What this task involves: Copy every line of the data in which the word "Time" occurs.
-- Start Data supplied --
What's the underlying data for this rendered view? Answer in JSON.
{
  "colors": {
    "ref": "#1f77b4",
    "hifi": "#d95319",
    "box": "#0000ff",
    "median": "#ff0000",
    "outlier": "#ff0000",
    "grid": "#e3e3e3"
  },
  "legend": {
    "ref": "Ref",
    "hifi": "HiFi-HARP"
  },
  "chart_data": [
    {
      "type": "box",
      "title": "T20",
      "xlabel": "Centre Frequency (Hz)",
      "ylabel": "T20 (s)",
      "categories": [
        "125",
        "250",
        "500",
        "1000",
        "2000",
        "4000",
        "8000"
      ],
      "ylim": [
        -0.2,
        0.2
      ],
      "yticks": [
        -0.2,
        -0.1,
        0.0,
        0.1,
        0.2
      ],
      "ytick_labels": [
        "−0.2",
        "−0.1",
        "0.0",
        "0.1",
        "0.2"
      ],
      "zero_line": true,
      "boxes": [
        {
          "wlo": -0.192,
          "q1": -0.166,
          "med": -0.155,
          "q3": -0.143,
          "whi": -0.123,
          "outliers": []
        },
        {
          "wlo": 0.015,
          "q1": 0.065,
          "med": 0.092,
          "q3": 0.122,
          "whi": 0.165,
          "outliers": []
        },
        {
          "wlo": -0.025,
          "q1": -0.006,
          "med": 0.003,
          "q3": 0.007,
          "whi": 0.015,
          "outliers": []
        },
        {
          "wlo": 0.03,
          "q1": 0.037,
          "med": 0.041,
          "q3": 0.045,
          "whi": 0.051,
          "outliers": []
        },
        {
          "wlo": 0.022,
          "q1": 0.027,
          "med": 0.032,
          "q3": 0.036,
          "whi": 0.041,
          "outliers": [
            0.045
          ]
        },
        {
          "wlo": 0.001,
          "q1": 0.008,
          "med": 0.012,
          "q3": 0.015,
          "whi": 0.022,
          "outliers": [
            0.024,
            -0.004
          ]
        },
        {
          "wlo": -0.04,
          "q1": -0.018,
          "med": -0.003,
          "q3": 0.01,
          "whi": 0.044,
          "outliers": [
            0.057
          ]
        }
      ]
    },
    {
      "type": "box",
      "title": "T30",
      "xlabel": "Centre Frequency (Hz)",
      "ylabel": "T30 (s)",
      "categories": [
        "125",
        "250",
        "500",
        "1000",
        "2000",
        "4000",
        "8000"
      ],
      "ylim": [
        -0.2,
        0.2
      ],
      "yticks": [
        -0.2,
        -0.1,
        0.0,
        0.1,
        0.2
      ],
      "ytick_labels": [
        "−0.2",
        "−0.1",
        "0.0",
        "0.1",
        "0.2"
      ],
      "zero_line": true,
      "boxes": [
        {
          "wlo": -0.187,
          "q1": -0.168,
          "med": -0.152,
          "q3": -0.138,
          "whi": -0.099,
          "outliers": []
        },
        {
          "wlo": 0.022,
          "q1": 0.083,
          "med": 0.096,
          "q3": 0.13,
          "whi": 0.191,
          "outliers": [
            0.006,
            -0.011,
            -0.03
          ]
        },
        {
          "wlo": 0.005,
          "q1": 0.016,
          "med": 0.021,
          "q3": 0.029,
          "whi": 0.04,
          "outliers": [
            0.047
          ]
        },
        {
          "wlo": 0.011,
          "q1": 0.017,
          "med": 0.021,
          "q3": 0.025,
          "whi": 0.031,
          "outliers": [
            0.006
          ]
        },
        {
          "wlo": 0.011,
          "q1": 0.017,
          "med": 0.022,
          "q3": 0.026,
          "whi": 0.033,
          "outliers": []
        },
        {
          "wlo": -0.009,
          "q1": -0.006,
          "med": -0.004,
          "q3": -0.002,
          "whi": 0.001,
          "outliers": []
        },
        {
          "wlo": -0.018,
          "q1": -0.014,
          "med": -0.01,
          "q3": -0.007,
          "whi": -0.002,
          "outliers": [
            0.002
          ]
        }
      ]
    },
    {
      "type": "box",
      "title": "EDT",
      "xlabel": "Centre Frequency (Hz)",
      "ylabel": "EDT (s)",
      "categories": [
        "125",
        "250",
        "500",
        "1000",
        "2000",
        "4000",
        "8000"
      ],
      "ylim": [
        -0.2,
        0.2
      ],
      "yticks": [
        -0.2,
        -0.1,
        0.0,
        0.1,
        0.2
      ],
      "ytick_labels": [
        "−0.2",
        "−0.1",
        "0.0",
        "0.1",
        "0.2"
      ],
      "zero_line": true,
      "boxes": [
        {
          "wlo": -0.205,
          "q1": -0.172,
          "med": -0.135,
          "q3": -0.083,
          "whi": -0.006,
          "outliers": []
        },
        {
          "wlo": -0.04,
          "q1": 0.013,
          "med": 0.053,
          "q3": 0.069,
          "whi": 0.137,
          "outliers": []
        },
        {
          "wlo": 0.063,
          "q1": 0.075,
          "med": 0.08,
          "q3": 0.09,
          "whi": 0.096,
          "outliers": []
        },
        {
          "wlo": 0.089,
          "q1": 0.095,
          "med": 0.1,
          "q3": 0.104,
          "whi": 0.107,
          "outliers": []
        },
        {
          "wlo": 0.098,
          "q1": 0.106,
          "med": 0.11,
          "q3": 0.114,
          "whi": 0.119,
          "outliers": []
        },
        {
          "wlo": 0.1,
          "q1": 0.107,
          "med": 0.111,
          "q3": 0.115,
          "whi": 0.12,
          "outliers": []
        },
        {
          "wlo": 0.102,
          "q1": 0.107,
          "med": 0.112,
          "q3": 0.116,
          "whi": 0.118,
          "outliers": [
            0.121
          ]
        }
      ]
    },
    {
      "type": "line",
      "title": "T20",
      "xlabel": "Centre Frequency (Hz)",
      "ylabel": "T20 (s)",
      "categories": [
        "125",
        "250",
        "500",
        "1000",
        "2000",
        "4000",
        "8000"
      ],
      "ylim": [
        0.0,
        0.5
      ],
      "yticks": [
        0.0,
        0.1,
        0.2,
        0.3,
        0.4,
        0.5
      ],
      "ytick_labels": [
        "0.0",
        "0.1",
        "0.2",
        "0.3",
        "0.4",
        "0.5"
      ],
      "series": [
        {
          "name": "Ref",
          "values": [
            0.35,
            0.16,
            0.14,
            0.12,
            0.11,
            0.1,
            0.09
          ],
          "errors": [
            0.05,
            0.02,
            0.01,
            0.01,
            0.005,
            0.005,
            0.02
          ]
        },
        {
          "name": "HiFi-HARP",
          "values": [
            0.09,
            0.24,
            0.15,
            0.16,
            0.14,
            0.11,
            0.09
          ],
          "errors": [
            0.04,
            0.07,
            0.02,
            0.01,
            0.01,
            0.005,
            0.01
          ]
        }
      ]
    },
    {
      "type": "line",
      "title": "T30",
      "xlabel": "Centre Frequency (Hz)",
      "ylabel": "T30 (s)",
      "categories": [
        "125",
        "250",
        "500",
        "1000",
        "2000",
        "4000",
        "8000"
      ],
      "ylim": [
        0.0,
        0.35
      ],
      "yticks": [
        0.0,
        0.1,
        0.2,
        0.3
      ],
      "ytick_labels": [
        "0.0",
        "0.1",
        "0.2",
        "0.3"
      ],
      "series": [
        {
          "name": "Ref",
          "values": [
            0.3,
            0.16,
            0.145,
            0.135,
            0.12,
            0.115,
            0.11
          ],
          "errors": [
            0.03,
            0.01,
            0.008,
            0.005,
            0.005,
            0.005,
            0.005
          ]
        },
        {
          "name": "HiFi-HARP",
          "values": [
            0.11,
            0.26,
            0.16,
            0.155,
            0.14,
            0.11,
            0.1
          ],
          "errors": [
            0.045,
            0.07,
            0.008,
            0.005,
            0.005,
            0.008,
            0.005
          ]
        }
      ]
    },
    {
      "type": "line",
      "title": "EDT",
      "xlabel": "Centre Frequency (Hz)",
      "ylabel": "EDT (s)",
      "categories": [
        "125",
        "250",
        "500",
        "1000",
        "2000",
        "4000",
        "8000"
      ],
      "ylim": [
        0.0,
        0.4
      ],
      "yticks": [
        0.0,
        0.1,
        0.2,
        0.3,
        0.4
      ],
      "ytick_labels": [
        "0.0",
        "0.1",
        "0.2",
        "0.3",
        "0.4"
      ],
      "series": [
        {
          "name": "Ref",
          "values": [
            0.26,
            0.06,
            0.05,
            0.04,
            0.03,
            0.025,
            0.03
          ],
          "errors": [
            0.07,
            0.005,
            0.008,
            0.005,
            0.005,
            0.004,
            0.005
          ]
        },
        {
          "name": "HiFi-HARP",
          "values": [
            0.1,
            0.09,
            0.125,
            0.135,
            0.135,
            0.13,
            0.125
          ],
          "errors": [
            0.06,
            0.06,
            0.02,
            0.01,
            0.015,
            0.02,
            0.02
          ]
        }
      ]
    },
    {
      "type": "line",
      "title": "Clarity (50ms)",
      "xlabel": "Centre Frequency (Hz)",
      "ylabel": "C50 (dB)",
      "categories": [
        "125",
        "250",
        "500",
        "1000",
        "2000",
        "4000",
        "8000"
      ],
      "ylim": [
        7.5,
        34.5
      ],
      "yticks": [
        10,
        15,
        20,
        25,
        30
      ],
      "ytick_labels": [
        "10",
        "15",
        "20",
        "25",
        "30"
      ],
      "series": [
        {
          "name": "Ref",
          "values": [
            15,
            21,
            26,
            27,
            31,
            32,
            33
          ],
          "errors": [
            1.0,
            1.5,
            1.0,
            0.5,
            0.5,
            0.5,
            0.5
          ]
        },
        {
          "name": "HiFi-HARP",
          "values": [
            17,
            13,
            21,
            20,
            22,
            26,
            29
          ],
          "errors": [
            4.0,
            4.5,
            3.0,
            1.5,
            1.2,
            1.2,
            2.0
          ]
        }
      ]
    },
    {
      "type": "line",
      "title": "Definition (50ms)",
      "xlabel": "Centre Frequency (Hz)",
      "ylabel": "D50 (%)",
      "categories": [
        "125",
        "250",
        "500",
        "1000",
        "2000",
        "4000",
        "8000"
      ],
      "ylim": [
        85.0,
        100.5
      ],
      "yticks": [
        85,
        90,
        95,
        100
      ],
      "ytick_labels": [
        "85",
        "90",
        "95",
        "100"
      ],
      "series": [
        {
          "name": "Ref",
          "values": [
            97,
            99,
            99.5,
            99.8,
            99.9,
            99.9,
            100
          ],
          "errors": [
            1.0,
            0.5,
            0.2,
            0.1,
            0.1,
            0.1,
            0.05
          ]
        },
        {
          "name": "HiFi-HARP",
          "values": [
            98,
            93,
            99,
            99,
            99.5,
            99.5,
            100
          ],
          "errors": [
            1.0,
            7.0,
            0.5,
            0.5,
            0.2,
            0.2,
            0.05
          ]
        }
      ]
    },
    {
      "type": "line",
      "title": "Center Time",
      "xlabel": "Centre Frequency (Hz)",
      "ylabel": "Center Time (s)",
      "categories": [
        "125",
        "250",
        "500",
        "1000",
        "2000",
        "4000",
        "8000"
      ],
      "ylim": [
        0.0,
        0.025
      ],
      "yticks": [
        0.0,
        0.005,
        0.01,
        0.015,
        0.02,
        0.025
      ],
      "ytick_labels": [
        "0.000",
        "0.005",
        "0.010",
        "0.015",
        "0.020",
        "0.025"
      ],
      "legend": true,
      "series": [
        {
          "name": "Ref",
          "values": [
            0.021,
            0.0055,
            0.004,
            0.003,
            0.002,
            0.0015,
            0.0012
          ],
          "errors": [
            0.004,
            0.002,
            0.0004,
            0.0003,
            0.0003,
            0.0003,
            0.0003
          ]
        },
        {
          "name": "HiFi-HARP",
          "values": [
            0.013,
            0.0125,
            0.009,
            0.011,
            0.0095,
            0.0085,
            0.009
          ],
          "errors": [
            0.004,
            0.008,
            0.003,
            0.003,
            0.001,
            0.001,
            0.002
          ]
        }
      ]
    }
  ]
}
-- End Data supplied --
Output for this exercise:
      "title": "Center Time",
      "ylabel": "Center Time (s)",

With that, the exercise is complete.